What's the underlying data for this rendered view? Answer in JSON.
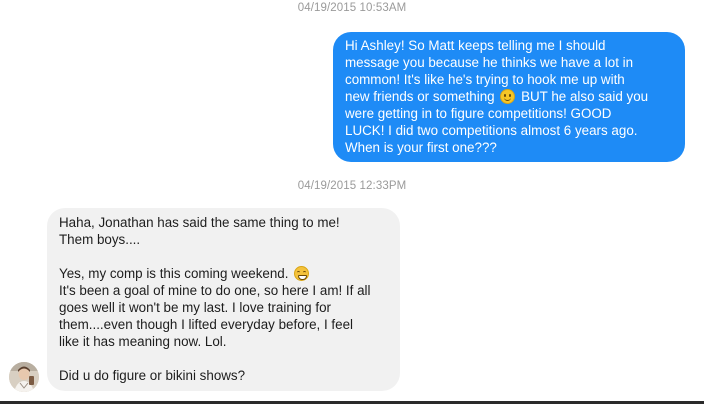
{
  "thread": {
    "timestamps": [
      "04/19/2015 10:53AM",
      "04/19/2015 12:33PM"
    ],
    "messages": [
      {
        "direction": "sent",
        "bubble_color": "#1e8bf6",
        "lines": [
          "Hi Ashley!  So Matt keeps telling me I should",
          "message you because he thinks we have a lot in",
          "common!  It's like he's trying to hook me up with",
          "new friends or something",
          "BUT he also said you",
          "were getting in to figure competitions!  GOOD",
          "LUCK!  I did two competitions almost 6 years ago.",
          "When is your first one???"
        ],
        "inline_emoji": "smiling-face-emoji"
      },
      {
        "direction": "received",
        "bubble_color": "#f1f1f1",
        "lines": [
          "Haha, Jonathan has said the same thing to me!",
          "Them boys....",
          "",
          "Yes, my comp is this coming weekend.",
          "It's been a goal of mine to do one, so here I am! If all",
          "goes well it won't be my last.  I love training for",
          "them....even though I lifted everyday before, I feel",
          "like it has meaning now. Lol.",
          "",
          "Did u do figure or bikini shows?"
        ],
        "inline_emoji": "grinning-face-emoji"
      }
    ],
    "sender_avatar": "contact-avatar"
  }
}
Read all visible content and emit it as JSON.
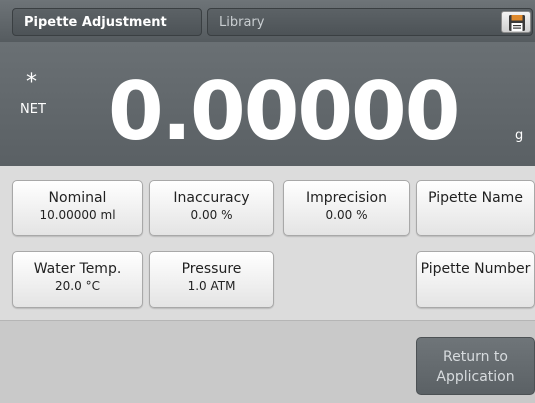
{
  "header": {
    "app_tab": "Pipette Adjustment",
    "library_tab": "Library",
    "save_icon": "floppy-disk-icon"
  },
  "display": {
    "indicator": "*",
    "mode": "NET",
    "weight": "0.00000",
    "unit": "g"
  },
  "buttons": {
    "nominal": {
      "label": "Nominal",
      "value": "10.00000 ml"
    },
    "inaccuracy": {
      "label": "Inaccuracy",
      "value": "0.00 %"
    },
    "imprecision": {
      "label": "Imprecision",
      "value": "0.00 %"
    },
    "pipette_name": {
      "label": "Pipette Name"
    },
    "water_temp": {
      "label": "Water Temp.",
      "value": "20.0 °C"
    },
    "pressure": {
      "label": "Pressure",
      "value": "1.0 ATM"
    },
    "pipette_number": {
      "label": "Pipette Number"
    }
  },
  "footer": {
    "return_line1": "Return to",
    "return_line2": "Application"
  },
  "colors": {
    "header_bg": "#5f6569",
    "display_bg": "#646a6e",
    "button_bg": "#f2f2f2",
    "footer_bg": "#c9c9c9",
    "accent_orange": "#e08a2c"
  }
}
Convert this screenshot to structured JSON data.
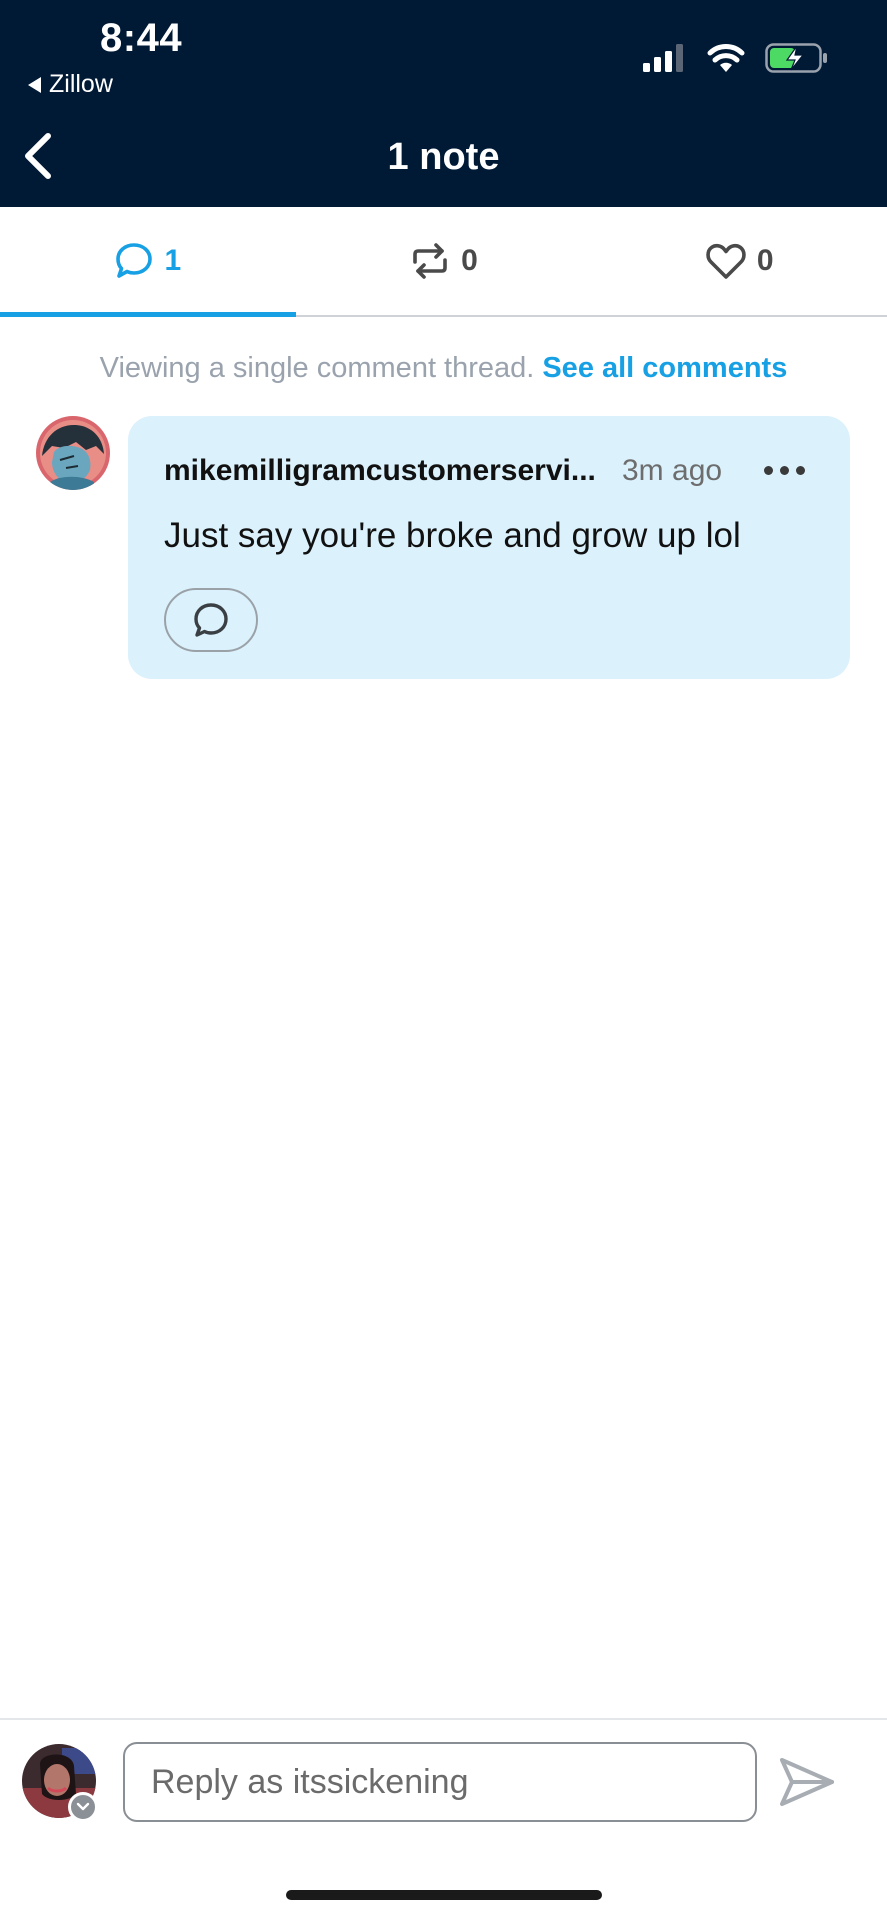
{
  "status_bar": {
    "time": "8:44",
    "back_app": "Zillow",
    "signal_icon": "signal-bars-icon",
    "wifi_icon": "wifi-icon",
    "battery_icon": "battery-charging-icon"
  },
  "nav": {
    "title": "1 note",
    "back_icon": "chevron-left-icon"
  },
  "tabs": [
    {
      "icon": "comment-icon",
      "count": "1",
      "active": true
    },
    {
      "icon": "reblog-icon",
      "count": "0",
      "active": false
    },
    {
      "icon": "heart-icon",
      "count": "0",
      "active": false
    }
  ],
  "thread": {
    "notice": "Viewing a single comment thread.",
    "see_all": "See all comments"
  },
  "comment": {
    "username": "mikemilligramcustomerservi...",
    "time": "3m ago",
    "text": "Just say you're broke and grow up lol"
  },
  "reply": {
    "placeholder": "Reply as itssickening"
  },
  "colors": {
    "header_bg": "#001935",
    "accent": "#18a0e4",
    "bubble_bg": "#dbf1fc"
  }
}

- - -

◆ TASK TO COMPLETE:
Pull out each line of the records holding the string "face".

◆ RESULT OF THIS EXERCISE:
        "inline_emoji": "smiling-face-emoji"
        "inline_emoji": "grinning-face-emoji"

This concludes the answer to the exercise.